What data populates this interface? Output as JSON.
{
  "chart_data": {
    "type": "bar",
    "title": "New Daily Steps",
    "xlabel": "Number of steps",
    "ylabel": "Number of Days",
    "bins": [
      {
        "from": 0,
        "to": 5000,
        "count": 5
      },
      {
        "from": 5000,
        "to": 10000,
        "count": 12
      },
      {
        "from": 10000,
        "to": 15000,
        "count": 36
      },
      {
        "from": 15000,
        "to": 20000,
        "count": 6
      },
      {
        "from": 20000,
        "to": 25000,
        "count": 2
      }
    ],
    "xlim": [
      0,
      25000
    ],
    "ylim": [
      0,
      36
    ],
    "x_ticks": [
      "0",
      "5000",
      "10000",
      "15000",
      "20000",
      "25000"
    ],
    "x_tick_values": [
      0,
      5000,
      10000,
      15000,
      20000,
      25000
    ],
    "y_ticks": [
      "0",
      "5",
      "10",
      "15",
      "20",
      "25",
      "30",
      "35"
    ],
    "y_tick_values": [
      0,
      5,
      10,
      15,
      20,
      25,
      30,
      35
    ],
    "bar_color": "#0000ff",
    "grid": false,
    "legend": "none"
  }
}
+--
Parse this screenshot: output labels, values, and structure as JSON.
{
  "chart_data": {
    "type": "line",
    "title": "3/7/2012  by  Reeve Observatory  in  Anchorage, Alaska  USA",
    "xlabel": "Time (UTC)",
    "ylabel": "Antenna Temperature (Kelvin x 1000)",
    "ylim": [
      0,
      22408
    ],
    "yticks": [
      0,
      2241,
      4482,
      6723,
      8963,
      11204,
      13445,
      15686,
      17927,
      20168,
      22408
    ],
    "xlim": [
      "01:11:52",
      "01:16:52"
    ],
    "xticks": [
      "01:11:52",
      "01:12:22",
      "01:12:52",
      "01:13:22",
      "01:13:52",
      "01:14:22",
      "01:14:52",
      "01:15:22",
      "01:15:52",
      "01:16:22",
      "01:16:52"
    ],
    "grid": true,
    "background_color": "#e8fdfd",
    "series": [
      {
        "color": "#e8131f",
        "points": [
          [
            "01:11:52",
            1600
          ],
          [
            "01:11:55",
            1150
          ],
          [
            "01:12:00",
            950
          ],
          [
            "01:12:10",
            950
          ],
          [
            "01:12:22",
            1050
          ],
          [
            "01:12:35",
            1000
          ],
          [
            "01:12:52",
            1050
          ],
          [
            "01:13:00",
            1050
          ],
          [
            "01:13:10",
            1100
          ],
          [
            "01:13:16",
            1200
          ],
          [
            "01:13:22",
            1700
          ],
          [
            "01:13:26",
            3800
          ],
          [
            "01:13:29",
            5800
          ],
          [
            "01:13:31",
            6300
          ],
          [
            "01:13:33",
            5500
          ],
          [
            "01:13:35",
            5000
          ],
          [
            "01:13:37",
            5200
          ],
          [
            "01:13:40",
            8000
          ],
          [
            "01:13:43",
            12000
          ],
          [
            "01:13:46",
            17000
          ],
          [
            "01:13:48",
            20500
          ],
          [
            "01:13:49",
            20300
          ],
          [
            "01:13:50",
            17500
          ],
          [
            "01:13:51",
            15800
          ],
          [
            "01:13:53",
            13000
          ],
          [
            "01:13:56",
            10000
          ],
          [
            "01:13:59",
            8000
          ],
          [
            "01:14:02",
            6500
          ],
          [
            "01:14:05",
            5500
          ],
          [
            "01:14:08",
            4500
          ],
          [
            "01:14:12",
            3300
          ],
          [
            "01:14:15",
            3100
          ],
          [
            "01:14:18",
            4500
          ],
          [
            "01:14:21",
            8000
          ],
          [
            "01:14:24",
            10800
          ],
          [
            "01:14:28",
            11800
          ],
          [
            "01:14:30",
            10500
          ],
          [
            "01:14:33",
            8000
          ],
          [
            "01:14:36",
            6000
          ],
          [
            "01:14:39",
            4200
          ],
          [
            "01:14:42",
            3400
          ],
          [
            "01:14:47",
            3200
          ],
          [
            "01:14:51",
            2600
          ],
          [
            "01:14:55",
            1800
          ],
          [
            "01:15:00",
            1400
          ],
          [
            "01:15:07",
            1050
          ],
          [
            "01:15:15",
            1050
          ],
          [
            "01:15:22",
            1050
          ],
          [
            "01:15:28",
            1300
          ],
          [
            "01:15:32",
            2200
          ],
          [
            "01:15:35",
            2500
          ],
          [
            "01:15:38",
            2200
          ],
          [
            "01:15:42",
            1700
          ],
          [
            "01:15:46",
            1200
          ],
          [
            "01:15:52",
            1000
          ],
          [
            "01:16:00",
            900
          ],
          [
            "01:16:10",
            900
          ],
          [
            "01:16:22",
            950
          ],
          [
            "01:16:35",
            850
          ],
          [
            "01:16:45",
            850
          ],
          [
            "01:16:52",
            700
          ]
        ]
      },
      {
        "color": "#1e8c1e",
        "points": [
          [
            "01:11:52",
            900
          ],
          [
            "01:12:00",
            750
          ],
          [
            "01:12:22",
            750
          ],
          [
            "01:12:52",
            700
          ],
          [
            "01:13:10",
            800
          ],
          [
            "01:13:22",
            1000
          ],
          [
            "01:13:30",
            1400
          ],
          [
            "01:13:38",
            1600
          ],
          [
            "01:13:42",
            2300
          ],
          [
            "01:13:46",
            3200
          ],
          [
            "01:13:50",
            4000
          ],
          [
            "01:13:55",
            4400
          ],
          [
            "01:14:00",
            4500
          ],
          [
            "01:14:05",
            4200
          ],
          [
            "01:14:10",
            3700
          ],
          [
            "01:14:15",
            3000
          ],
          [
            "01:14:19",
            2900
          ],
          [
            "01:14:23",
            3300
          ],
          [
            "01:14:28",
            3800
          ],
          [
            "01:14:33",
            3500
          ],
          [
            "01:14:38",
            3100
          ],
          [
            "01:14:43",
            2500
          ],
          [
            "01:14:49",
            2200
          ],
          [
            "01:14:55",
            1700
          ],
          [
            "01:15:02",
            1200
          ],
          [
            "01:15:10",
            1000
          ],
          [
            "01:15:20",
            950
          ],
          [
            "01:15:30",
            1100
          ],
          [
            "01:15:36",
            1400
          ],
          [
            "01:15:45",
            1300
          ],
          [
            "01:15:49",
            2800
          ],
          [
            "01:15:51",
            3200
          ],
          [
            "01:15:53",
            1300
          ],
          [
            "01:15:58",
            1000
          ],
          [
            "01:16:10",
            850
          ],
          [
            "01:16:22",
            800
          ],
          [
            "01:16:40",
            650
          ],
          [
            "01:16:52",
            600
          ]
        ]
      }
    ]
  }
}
+--
** WHAT YOU ARE ASKED TO DO **
Which lines of the data include "xlabel"? Copy each of them.

** REPLY TO THE TASK **
    "xlabel": "Number of steps",
    "xlabel": "Time (UTC)",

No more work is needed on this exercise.